WRITTEN EXERCISE → Copy every line with the string "name" in it.

___ DATA RECORDS ___

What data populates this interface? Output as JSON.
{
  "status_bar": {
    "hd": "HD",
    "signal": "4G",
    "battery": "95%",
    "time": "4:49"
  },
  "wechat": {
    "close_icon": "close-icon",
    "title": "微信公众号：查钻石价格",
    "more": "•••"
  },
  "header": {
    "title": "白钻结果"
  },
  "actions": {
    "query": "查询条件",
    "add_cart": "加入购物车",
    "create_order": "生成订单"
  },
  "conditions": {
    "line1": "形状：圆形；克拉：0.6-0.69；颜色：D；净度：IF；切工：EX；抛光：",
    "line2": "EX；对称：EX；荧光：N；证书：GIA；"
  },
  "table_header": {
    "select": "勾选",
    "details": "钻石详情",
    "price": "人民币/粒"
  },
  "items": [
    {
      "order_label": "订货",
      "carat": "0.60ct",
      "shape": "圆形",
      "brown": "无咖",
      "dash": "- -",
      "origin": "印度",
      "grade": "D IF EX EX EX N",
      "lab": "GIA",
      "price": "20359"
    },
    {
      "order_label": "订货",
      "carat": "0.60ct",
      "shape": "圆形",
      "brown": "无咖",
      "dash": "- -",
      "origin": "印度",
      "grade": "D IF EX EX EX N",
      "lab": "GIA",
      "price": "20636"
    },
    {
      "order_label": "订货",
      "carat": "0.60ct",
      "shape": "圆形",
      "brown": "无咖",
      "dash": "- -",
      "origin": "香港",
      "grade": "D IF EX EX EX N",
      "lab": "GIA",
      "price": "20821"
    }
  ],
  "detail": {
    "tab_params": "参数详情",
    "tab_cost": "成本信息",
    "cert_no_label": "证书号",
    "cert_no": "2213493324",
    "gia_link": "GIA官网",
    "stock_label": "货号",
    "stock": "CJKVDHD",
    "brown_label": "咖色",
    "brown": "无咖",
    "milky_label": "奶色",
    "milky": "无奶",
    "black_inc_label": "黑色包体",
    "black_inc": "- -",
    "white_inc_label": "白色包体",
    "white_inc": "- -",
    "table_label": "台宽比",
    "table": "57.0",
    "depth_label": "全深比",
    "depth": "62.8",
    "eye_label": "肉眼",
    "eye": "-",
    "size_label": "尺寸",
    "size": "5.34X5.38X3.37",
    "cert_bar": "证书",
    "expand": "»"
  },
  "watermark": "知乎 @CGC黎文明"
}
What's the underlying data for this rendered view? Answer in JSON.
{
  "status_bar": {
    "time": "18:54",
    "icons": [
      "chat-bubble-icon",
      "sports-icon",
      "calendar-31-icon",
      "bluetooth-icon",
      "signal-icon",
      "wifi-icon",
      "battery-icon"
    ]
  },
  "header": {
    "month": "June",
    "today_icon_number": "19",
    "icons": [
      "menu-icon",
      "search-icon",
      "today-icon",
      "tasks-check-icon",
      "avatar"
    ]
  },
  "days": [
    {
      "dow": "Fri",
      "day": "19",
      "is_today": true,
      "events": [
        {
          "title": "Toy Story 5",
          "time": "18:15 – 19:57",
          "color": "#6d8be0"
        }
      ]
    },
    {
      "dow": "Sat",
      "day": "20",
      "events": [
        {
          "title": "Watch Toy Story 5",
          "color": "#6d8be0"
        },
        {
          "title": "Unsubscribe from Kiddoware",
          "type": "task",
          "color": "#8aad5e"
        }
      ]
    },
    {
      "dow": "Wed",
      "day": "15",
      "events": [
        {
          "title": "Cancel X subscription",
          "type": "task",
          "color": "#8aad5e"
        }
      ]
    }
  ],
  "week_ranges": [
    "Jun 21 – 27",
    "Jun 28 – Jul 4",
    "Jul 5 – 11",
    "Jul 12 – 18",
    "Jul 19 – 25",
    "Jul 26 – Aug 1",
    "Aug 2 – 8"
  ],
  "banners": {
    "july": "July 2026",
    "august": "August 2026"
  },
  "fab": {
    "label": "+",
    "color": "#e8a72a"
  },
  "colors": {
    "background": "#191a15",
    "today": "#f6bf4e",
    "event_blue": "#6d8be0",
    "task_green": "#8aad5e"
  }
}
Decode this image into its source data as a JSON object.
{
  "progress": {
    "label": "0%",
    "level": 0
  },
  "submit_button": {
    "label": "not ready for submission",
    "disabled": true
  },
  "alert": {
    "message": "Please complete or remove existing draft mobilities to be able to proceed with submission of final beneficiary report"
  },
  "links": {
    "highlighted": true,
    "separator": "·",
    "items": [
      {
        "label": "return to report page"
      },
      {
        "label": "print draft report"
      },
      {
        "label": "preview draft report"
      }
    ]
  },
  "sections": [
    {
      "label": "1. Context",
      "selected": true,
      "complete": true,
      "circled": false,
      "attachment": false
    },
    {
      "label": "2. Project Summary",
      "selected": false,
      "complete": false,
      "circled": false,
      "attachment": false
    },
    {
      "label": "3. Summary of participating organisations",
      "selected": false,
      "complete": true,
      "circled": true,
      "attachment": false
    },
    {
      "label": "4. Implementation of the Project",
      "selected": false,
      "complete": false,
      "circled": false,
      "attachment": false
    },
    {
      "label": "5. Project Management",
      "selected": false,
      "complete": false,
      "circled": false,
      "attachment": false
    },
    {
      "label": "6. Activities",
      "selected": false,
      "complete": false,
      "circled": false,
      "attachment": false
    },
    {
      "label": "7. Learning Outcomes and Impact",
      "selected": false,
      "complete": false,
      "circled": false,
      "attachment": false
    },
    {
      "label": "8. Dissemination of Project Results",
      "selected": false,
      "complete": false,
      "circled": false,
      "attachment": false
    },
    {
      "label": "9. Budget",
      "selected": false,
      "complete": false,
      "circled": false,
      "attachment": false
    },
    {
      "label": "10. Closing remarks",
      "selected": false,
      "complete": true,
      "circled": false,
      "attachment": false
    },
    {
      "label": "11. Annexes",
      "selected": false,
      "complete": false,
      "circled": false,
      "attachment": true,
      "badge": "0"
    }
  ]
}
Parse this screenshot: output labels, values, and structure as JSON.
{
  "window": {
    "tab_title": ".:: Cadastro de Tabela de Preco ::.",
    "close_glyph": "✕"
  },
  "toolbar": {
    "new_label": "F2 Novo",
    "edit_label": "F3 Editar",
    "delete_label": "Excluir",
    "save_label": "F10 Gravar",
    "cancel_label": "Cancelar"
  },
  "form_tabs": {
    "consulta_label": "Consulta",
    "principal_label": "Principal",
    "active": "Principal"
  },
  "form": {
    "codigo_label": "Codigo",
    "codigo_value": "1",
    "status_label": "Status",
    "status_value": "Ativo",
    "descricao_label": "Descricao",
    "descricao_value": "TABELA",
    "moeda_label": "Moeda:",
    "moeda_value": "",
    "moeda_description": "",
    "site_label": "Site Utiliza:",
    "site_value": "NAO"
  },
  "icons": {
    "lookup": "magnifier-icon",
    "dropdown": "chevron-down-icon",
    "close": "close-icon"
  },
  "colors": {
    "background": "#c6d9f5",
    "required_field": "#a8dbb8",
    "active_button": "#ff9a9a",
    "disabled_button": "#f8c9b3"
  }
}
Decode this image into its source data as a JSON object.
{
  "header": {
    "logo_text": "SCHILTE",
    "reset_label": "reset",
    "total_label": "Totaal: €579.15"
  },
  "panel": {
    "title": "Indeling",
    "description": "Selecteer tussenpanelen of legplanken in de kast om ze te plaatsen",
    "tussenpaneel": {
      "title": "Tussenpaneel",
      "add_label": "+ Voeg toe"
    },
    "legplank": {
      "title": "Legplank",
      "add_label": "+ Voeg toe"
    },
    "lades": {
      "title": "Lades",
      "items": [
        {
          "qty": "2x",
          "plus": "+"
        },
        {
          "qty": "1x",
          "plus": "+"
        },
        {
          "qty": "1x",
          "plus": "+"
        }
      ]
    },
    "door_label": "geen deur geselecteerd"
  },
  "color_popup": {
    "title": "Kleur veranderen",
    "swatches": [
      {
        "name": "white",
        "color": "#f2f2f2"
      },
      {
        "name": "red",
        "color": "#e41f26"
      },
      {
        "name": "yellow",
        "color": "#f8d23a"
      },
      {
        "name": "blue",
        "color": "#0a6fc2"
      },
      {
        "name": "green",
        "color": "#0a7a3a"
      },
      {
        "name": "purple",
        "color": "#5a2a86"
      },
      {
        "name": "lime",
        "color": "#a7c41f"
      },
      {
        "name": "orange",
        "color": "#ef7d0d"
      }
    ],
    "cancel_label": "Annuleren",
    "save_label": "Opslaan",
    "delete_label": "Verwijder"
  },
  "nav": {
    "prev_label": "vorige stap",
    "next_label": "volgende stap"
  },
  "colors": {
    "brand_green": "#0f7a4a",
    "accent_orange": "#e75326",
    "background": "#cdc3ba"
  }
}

___

EXERCISE OUTPUT →
        "name": "white",
        "name": "red",
        "name": "yellow",
        "name": "blue",
        "name": "green",
        "name": "purple",
        "name": "lime",
        "name": "orange",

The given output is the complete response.